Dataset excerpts

>>

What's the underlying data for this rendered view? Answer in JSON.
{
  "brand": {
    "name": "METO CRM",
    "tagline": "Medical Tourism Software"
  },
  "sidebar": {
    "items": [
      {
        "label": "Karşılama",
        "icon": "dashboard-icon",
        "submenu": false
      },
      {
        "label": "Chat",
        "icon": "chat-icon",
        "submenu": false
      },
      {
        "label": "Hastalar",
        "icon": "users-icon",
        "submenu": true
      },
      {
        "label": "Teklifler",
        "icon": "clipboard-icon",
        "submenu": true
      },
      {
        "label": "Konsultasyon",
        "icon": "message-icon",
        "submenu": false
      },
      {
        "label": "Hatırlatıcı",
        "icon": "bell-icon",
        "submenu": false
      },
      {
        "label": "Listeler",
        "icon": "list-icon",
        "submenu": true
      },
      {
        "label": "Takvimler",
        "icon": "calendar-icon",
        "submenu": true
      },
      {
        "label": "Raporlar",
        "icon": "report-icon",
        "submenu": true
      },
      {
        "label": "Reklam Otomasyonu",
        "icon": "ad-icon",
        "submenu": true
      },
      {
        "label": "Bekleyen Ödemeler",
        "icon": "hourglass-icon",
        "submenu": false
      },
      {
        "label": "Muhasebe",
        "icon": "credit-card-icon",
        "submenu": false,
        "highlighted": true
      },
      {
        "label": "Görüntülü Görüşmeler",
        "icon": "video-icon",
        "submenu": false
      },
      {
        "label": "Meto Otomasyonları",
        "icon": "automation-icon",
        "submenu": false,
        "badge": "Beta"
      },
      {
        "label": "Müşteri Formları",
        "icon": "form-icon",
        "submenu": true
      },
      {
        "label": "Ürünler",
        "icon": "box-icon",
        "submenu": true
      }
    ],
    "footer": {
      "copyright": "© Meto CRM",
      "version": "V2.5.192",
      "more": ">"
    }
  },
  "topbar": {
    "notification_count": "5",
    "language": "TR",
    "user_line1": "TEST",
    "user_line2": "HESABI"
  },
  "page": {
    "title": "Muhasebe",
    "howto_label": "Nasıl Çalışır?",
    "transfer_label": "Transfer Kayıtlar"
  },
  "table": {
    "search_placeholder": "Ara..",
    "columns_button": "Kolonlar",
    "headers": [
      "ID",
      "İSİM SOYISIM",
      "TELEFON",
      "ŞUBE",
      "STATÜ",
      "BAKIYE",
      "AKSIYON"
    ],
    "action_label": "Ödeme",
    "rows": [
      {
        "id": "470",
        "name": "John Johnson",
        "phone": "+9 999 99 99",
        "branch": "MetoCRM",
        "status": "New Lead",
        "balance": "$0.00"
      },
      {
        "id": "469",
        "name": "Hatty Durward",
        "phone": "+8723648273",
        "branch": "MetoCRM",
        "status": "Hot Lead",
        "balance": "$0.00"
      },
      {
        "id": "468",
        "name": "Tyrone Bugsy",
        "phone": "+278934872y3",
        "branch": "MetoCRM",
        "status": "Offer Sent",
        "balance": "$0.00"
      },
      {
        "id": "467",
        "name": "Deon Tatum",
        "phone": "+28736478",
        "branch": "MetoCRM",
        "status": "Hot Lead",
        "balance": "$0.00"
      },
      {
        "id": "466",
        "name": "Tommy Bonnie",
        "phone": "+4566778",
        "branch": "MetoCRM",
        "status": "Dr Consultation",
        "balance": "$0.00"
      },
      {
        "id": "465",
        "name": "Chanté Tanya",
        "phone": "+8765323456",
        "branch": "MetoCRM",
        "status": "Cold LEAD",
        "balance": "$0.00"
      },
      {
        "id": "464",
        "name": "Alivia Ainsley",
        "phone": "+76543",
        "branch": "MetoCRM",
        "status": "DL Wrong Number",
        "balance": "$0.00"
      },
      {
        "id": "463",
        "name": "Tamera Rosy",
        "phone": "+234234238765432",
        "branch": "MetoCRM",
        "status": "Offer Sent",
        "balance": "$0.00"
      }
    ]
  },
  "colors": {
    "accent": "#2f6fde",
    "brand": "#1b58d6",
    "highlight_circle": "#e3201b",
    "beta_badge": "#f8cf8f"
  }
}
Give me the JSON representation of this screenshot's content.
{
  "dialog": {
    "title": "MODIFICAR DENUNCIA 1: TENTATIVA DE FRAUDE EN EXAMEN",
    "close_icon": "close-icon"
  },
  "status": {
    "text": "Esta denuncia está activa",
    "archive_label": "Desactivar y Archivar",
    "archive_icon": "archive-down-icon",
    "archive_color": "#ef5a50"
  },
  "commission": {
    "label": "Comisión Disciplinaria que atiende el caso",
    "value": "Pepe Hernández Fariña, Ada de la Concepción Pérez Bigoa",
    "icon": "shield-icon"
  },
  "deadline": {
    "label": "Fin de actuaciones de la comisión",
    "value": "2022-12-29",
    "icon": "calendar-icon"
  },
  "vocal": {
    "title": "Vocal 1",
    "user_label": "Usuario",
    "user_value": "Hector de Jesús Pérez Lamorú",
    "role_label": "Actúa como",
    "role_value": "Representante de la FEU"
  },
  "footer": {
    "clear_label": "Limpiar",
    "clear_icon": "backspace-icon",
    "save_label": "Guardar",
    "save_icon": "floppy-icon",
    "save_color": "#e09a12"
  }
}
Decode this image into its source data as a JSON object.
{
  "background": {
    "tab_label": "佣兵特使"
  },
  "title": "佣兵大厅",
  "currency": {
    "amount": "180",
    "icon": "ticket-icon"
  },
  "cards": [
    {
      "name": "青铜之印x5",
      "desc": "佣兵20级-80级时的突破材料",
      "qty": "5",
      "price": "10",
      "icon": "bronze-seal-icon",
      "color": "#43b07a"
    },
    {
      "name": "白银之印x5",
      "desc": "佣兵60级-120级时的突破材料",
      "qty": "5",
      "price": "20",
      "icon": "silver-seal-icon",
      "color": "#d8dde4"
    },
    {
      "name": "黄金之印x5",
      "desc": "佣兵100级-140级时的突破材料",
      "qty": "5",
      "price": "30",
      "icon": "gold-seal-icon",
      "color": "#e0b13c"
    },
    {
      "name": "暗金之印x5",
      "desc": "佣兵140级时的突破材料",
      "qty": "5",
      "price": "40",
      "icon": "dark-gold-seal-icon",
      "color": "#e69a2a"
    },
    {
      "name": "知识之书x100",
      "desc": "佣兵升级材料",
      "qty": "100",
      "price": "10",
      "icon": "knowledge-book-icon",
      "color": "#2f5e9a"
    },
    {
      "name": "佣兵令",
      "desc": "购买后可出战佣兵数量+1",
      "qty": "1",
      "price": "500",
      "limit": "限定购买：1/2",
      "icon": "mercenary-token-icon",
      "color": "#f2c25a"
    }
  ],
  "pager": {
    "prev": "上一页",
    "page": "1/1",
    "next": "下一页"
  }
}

<<

### Written task
Reproduce the material above exactly; please quote every line of it.

### Reply
What's the underlying data for this rendered view? Answer in JSON.
{
  "brand": {
    "name": "METO CRM",
    "tagline": "Medical Tourism Software"
  },
  "sidebar": {
    "items": [
      {
        "label": "Karşılama",
        "icon": "dashboard-icon",
        "submenu": false
      },
      {
        "label": "Chat",
        "icon": "chat-icon",
        "submenu": false
      },
      {
        "label": "Hastalar",
        "icon": "users-icon",
        "submenu": true
      },
      {
        "label": "Teklifler",
        "icon": "clipboard-icon",
        "submenu": true
      },
      {
        "label": "Konsultasyon",
        "icon": "message-icon",
        "submenu": false
      },
      {
        "label": "Hatırlatıcı",
        "icon": "bell-icon",
        "submenu": false
      },
      {
        "label": "Listeler",
        "icon": "list-icon",
        "submenu": true
      },
      {
        "label": "Takvimler",
        "icon": "calendar-icon",
        "submenu": true
      },
      {
        "label": "Raporlar",
        "icon": "report-icon",
        "submenu": true
      },
      {
        "label": "Reklam Otomasyonu",
        "icon": "ad-icon",
        "submenu": true
      },
      {
        "label": "Bekleyen Ödemeler",
        "icon": "hourglass-icon",
        "submenu": false
      },
      {
        "label": "Muhasebe",
        "icon": "credit-card-icon",
        "submenu": false,
        "highlighted": true
      },
      {
        "label": "Görüntülü Görüşmeler",
        "icon": "video-icon",
        "submenu": false
      },
      {
        "label": "Meto Otomasyonları",
        "icon": "automation-icon",
        "submenu": false,
        "badge": "Beta"
      },
      {
        "label": "Müşteri Formları",
        "icon": "form-icon",
        "submenu": true
      },
      {
        "label": "Ürünler",
        "icon": "box-icon",
        "submenu": true
      }
    ],
    "footer": {
      "copyright": "© Meto CRM",
      "version": "V2.5.192",
      "more": ">"
    }
  },
  "topbar": {
    "notification_count": "5",
    "language": "TR",
    "user_line1": "TEST",
    "user_line2": "HESABI"
  },
  "page": {
    "title": "Muhasebe",
    "howto_label": "Nasıl Çalışır?",
    "transfer_label": "Transfer Kayıtlar"
  },
  "table": {
    "search_placeholder": "Ara..",
    "columns_button": "Kolonlar",
    "headers": [
      "ID",
      "İSİM SOYISIM",
      "TELEFON",
      "ŞUBE",
      "STATÜ",
      "BAKIYE",
      "AKSIYON"
    ],
    "action_label": "Ödeme",
    "rows": [
      {
        "id": "470",
        "name": "John Johnson",
        "phone": "+9 999 99 99",
        "branch": "MetoCRM",
        "status": "New Lead",
        "balance": "$0.00"
      },
      {
        "id": "469",
        "name": "Hatty Durward",
        "phone": "+8723648273",
        "branch": "MetoCRM",
        "status": "Hot Lead",
        "balance": "$0.00"
      },
      {
        "id": "468",
        "name": "Tyrone Bugsy",
        "phone": "+278934872y3",
        "branch": "MetoCRM",
        "status": "Offer Sent",
        "balance": "$0.00"
      },
      {
        "id": "467",
        "name": "Deon Tatum",
        "phone": "+28736478",
        "branch": "MetoCRM",
        "status": "Hot Lead",
        "balance": "$0.00"
      },
      {
        "id": "466",
        "name": "Tommy Bonnie",
        "phone": "+4566778",
        "branch": "MetoCRM",
        "status": "Dr Consultation",
        "balance": "$0.00"
      },
      {
        "id": "465",
        "name": "Chanté Tanya",
        "phone": "+8765323456",
        "branch": "MetoCRM",
        "status": "Cold LEAD",
        "balance": "$0.00"
      },
      {
        "id": "464",
        "name": "Alivia Ainsley",
        "phone": "+76543",
        "branch": "MetoCRM",
        "status": "DL Wrong Number",
        "balance": "$0.00"
      },
      {
        "id": "463",
        "name": "Tamera Rosy",
        "phone": "+234234238765432",
        "branch": "MetoCRM",
        "status": "Offer Sent",
        "balance": "$0.00"
      }
    ]
  },
  "colors": {
    "accent": "#2f6fde",
    "brand": "#1b58d6",
    "highlight_circle": "#e3201b",
    "beta_badge": "#f8cf8f"
  }
}
Give me the JSON representation of this screenshot's content.
{
  "dialog": {
    "title": "MODIFICAR DENUNCIA 1: TENTATIVA DE FRAUDE EN EXAMEN",
    "close_icon": "close-icon"
  },
  "status": {
    "text": "Esta denuncia está activa",
    "archive_label": "Desactivar y Archivar",
    "archive_icon": "archive-down-icon",
    "archive_color": "#ef5a50"
  },
  "commission": {
    "label": "Comisión Disciplinaria que atiende el caso",
    "value": "Pepe Hernández Fariña, Ada de la Concepción Pérez Bigoa",
    "icon": "shield-icon"
  },
  "deadline": {
    "label": "Fin de actuaciones de la comisión",
    "value": "2022-12-29",
    "icon": "calendar-icon"
  },
  "vocal": {
    "title": "Vocal 1",
    "user_label": "Usuario",
    "user_value": "Hector de Jesús Pérez Lamorú",
    "role_label": "Actúa como",
    "role_value": "Representante de la FEU"
  },
  "footer": {
    "clear_label": "Limpiar",
    "clear_icon": "backspace-icon",
    "save_label": "Guardar",
    "save_icon": "floppy-icon",
    "save_color": "#e09a12"
  }
}
Decode this image into its source data as a JSON object.
{
  "background": {
    "tab_label": "佣兵特使"
  },
  "title": "佣兵大厅",
  "currency": {
    "amount": "180",
    "icon": "ticket-icon"
  },
  "cards": [
    {
      "name": "青铜之印x5",
      "desc": "佣兵20级-80级时的突破材料",
      "qty": "5",
      "price": "10",
      "icon": "bronze-seal-icon",
      "color": "#43b07a"
    },
    {
      "name": "白银之印x5",
      "desc": "佣兵60级-120级时的突破材料",
      "qty": "5",
      "price": "20",
      "icon": "silver-seal-icon",
      "color": "#d8dde4"
    },
    {
      "name": "黄金之印x5",
      "desc": "佣兵100级-140级时的突破材料",
      "qty": "5",
      "price": "30",
      "icon": "gold-seal-icon",
      "color": "#e0b13c"
    },
    {
      "name": "暗金之印x5",
      "desc": "佣兵140级时的突破材料",
      "qty": "5",
      "price": "40",
      "icon": "dark-gold-seal-icon",
      "color": "#e69a2a"
    },
    {
      "name": "知识之书x100",
      "desc": "佣兵升级材料",
      "qty": "100",
      "price": "10",
      "icon": "knowledge-book-icon",
      "color": "#2f5e9a"
    },
    {
      "name": "佣兵令",
      "desc": "购买后可出战佣兵数量+1",
      "qty": "1",
      "price": "500",
      "limit": "限定购买：1/2",
      "icon": "mercenary-token-icon",
      "color": "#f2c25a"
    }
  ],
  "pager": {
    "prev": "上一页",
    "page": "1/1",
    "next": "下一页"
  }
}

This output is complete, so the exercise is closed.